* [Given exercise]
Identify every line containing the word "name" and reproduce each one.
# Start of Listed entries
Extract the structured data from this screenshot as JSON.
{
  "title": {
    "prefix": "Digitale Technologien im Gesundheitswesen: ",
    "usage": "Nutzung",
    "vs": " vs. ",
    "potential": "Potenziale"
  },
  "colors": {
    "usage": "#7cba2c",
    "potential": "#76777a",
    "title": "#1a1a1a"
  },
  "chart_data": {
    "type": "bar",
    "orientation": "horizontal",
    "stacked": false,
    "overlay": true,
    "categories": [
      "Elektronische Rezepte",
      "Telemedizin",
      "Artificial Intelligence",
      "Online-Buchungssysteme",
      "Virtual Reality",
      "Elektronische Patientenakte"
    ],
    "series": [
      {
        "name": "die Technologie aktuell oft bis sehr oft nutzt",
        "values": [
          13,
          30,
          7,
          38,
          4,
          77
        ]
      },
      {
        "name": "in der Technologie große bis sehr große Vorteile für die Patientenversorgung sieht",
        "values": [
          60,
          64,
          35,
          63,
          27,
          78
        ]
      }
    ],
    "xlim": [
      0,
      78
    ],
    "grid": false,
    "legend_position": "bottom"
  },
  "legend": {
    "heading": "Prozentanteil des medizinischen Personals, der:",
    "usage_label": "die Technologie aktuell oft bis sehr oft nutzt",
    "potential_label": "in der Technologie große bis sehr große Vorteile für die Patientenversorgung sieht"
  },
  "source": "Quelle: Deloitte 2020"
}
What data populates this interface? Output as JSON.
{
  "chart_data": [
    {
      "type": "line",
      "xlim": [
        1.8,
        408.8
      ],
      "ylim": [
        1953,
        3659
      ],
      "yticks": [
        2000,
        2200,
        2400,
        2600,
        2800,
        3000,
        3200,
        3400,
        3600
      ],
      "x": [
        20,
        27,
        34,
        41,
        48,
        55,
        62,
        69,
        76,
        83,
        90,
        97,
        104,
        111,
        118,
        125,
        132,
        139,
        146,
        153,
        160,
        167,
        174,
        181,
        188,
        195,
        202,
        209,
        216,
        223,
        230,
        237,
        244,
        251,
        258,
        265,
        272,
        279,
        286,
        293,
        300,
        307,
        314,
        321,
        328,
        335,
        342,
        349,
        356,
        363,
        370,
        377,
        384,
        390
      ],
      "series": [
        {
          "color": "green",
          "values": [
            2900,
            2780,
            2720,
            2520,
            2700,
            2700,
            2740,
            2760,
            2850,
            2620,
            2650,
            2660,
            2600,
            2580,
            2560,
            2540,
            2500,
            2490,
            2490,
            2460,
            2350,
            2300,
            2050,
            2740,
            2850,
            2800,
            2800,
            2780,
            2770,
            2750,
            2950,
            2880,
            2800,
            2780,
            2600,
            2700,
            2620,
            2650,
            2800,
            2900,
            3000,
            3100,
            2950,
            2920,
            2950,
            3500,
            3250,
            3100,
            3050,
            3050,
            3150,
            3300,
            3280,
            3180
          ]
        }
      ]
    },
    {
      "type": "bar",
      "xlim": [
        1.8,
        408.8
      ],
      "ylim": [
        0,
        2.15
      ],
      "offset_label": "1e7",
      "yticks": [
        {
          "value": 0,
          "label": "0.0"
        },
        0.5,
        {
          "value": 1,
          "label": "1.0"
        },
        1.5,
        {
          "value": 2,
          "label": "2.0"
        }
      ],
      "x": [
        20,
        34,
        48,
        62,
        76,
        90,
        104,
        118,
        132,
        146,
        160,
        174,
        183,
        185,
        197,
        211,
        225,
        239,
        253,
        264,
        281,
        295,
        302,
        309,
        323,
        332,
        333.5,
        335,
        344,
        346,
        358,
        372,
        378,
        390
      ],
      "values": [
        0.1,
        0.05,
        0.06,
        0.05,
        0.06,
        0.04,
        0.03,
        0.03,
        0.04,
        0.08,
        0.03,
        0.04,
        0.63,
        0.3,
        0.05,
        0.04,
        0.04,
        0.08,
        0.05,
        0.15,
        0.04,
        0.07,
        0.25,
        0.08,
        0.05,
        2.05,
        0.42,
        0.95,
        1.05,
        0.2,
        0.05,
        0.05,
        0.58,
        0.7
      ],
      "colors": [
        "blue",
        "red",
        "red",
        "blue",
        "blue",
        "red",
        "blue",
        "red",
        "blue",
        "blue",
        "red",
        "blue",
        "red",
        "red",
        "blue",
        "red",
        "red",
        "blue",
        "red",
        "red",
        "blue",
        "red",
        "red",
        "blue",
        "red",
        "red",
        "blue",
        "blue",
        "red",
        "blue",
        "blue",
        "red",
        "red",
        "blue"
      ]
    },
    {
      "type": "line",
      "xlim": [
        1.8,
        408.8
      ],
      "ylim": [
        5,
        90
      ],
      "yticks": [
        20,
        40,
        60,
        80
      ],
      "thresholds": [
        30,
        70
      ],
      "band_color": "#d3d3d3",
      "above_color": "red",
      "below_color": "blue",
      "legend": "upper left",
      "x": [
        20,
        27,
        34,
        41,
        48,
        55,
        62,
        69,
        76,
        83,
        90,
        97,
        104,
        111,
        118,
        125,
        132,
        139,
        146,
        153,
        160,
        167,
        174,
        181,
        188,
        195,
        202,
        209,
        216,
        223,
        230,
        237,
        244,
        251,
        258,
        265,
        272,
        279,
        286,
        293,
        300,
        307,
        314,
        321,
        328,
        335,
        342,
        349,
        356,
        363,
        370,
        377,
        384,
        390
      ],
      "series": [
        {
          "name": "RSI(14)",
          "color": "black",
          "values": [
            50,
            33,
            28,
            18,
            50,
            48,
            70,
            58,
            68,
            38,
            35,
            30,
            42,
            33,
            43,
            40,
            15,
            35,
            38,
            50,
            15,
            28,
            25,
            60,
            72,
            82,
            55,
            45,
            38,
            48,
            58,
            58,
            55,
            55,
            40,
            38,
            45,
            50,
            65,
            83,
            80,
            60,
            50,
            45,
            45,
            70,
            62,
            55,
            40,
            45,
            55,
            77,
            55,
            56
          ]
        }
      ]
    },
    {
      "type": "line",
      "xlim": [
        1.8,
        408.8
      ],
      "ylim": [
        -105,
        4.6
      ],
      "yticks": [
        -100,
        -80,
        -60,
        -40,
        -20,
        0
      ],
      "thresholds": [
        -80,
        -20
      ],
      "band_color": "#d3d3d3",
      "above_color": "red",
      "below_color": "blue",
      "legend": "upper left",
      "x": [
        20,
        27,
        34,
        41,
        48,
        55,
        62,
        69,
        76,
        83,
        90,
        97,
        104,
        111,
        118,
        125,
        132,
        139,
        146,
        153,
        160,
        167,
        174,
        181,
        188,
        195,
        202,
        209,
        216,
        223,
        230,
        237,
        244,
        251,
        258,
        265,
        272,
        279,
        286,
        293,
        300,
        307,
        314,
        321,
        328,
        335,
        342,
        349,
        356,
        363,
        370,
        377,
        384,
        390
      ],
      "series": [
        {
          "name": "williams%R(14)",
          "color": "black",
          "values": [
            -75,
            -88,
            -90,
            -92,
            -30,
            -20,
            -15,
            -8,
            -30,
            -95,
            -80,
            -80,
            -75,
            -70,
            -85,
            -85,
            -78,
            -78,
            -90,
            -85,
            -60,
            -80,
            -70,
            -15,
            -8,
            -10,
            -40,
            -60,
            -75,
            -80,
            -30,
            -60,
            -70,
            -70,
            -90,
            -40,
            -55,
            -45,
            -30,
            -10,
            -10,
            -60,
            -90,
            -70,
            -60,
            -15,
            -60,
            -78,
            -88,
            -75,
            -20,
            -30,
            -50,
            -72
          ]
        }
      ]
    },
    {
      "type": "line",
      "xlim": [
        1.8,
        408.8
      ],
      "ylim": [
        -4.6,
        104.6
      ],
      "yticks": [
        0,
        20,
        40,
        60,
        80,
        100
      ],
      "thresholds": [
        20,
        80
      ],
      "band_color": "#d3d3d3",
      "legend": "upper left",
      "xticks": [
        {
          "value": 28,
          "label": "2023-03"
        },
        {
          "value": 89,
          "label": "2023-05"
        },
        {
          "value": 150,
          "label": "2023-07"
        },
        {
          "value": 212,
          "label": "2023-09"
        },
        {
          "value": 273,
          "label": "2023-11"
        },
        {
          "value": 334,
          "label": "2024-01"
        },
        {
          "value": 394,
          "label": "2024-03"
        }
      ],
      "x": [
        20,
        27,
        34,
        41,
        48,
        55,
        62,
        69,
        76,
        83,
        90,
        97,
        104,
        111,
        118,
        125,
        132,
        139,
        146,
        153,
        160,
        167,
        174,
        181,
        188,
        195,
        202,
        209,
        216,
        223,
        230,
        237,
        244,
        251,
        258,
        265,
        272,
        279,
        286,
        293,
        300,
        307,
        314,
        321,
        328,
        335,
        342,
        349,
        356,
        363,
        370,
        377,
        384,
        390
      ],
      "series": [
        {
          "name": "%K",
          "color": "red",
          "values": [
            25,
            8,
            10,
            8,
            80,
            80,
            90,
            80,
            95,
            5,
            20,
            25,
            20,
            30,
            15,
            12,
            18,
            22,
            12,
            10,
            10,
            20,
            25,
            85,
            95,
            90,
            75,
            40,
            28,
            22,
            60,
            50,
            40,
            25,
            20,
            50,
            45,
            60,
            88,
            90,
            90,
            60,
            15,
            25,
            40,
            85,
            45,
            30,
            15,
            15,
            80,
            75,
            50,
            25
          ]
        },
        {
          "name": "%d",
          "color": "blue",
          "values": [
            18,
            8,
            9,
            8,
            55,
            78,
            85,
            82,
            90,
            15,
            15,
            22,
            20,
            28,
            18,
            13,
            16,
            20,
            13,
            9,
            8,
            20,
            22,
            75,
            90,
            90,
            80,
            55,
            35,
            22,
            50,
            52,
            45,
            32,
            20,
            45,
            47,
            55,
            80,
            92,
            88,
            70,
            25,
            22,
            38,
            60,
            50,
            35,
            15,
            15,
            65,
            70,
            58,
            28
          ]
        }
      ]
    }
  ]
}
# End of Listed entries
* [Response]
        "name": "die Technologie aktuell oft bis sehr oft nutzt",
        "name": "in der Technologie große bis sehr große Vorteile für die Patientenversorgung sieht",
          "name": "RSI(14)",
          "name": "williams%R(14)",
          "name": "%K",
          "name": "%d",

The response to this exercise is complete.